What is asked: From the records below, copy every line that contains the word "swatch".

=== Data excerpts ===

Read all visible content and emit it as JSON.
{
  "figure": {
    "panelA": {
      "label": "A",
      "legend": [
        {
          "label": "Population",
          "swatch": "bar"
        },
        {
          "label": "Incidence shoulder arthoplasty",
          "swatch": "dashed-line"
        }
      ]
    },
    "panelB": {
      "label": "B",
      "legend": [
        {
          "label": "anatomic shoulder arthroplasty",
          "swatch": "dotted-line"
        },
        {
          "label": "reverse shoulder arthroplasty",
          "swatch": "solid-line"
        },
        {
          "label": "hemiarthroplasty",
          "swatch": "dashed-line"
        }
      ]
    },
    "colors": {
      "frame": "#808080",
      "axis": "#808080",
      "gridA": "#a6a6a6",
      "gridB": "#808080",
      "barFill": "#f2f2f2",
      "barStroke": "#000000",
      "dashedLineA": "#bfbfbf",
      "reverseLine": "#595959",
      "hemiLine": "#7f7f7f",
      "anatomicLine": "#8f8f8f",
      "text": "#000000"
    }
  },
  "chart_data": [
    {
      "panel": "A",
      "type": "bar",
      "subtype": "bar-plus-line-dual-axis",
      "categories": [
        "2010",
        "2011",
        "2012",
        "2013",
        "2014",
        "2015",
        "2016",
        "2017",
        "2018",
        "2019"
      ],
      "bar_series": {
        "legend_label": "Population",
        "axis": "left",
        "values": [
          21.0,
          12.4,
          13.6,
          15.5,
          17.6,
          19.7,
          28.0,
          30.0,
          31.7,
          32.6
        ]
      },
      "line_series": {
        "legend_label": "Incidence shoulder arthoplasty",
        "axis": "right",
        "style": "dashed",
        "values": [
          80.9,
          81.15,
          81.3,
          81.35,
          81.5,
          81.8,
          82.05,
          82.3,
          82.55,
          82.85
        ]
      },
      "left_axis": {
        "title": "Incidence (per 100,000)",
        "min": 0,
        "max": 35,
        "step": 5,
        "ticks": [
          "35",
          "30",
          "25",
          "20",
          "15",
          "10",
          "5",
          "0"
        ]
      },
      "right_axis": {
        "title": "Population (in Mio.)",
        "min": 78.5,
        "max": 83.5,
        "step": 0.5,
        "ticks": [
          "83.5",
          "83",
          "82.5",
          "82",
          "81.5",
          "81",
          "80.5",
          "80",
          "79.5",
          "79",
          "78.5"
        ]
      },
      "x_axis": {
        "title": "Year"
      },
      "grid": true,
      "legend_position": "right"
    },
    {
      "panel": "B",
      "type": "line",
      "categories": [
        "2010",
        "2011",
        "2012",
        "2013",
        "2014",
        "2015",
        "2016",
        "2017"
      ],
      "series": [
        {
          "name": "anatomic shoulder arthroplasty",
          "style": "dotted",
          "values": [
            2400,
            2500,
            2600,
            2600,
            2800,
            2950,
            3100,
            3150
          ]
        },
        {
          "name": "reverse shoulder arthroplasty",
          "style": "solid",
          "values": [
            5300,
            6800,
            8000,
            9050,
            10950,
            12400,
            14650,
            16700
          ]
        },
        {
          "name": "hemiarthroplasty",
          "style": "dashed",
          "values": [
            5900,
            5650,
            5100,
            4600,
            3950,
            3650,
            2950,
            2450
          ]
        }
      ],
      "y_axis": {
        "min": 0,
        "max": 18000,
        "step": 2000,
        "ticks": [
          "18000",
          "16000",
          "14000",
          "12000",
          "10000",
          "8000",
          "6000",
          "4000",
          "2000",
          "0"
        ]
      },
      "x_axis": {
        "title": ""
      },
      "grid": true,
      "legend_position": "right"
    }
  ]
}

===

Output for this exercise:
          "swatch": "bar"
          "swatch": "dashed-line"
          "swatch": "dotted-line"
          "swatch": "solid-line"
          "swatch": "dashed-line"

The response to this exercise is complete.